# [REQUEST]
Repeat every line of the data exactly, but not the pictures.

# [DATA TO USE]
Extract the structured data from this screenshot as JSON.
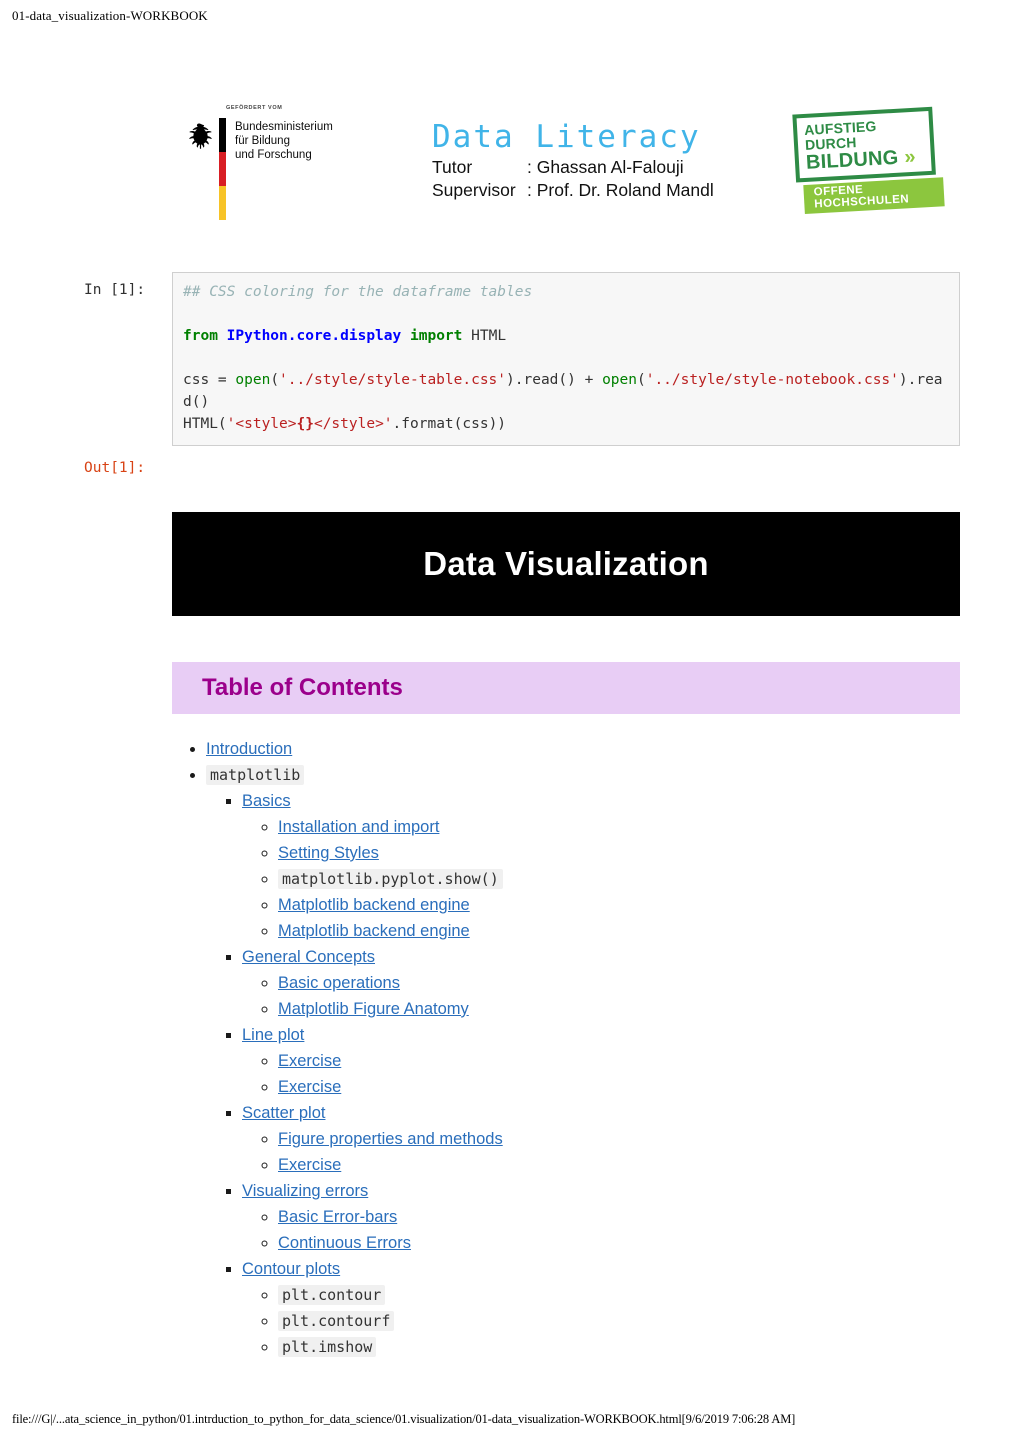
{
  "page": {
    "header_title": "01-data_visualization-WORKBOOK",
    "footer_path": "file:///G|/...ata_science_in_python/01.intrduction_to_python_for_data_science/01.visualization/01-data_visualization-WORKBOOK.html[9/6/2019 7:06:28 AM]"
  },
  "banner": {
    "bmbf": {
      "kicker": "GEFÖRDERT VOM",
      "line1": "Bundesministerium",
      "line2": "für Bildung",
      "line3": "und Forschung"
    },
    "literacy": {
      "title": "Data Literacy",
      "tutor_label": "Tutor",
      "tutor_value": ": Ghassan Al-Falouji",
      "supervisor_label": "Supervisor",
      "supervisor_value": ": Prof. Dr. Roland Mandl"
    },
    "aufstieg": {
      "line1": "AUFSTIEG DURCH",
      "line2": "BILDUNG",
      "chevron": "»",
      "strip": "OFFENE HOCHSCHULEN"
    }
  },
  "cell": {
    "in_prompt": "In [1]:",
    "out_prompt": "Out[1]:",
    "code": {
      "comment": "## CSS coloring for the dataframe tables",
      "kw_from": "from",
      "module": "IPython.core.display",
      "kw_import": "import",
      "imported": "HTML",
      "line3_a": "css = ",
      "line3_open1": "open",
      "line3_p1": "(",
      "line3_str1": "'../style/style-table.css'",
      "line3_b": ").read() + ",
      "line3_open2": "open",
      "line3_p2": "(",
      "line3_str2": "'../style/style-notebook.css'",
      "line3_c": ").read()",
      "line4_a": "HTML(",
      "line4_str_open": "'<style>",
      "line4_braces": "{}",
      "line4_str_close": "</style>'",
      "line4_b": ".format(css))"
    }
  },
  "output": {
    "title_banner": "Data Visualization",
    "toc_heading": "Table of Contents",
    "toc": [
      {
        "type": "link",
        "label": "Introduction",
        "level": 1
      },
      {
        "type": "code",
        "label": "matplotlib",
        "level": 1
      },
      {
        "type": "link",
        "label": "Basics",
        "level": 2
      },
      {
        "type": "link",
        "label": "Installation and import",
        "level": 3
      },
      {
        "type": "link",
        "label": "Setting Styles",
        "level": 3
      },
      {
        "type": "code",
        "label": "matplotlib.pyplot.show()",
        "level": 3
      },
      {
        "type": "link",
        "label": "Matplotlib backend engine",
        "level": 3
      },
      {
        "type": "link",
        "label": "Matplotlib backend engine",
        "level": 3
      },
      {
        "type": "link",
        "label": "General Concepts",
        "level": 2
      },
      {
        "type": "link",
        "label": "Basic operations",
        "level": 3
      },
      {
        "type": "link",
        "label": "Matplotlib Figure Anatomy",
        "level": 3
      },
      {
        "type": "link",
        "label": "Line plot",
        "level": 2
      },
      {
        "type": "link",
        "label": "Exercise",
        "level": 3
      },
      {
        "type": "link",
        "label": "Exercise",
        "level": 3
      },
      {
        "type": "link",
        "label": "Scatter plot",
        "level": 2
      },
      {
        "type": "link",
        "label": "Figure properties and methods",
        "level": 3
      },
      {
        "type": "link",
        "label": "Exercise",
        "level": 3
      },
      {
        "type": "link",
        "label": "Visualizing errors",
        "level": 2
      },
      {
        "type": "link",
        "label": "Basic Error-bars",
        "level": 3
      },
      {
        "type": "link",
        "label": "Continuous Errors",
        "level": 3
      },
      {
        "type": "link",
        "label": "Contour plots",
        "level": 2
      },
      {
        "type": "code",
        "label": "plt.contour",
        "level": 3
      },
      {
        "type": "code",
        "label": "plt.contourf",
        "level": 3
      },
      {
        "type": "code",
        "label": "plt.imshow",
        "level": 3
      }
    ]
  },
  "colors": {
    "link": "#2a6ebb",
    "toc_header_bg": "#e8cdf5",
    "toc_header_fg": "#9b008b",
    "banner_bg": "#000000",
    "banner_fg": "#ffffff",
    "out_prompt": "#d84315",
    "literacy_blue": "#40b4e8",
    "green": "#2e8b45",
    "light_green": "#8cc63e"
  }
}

# [ANSWER IN FULL]
Extract the structured data from this screenshot as JSON.
{
  "page": {
    "header_title": "01-data_visualization-WORKBOOK",
    "footer_path": "file:///G|/...ata_science_in_python/01.intrduction_to_python_for_data_science/01.visualization/01-data_visualization-WORKBOOK.html[9/6/2019 7:06:28 AM]"
  },
  "banner": {
    "bmbf": {
      "kicker": "GEFÖRDERT VOM",
      "line1": "Bundesministerium",
      "line2": "für Bildung",
      "line3": "und Forschung"
    },
    "literacy": {
      "title": "Data Literacy",
      "tutor_label": "Tutor",
      "tutor_value": ": Ghassan Al-Falouji",
      "supervisor_label": "Supervisor",
      "supervisor_value": ": Prof. Dr. Roland Mandl"
    },
    "aufstieg": {
      "line1": "AUFSTIEG DURCH",
      "line2": "BILDUNG",
      "chevron": "»",
      "strip": "OFFENE HOCHSCHULEN"
    }
  },
  "cell": {
    "in_prompt": "In [1]:",
    "out_prompt": "Out[1]:",
    "code": {
      "comment": "## CSS coloring for the dataframe tables",
      "kw_from": "from",
      "module": "IPython.core.display",
      "kw_import": "import",
      "imported": "HTML",
      "line3_a": "css = ",
      "line3_open1": "open",
      "line3_p1": "(",
      "line3_str1": "'../style/style-table.css'",
      "line3_b": ").read() + ",
      "line3_open2": "open",
      "line3_p2": "(",
      "line3_str2": "'../style/style-notebook.css'",
      "line3_c": ").read()",
      "line4_a": "HTML(",
      "line4_str_open": "'<style>",
      "line4_braces": "{}",
      "line4_str_close": "</style>'",
      "line4_b": ".format(css))"
    }
  },
  "output": {
    "title_banner": "Data Visualization",
    "toc_heading": "Table of Contents",
    "toc": [
      {
        "type": "link",
        "label": "Introduction",
        "level": 1
      },
      {
        "type": "code",
        "label": "matplotlib",
        "level": 1
      },
      {
        "type": "link",
        "label": "Basics",
        "level": 2
      },
      {
        "type": "link",
        "label": "Installation and import",
        "level": 3
      },
      {
        "type": "link",
        "label": "Setting Styles",
        "level": 3
      },
      {
        "type": "code",
        "label": "matplotlib.pyplot.show()",
        "level": 3
      },
      {
        "type": "link",
        "label": "Matplotlib backend engine",
        "level": 3
      },
      {
        "type": "link",
        "label": "Matplotlib backend engine",
        "level": 3
      },
      {
        "type": "link",
        "label": "General Concepts",
        "level": 2
      },
      {
        "type": "link",
        "label": "Basic operations",
        "level": 3
      },
      {
        "type": "link",
        "label": "Matplotlib Figure Anatomy",
        "level": 3
      },
      {
        "type": "link",
        "label": "Line plot",
        "level": 2
      },
      {
        "type": "link",
        "label": "Exercise",
        "level": 3
      },
      {
        "type": "link",
        "label": "Exercise",
        "level": 3
      },
      {
        "type": "link",
        "label": "Scatter plot",
        "level": 2
      },
      {
        "type": "link",
        "label": "Figure properties and methods",
        "level": 3
      },
      {
        "type": "link",
        "label": "Exercise",
        "level": 3
      },
      {
        "type": "link",
        "label": "Visualizing errors",
        "level": 2
      },
      {
        "type": "link",
        "label": "Basic Error-bars",
        "level": 3
      },
      {
        "type": "link",
        "label": "Continuous Errors",
        "level": 3
      },
      {
        "type": "link",
        "label": "Contour plots",
        "level": 2
      },
      {
        "type": "code",
        "label": "plt.contour",
        "level": 3
      },
      {
        "type": "code",
        "label": "plt.contourf",
        "level": 3
      },
      {
        "type": "code",
        "label": "plt.imshow",
        "level": 3
      }
    ]
  },
  "colors": {
    "link": "#2a6ebb",
    "toc_header_bg": "#e8cdf5",
    "toc_header_fg": "#9b008b",
    "banner_bg": "#000000",
    "banner_fg": "#ffffff",
    "out_prompt": "#d84315",
    "literacy_blue": "#40b4e8",
    "green": "#2e8b45",
    "light_green": "#8cc63e"
  }
}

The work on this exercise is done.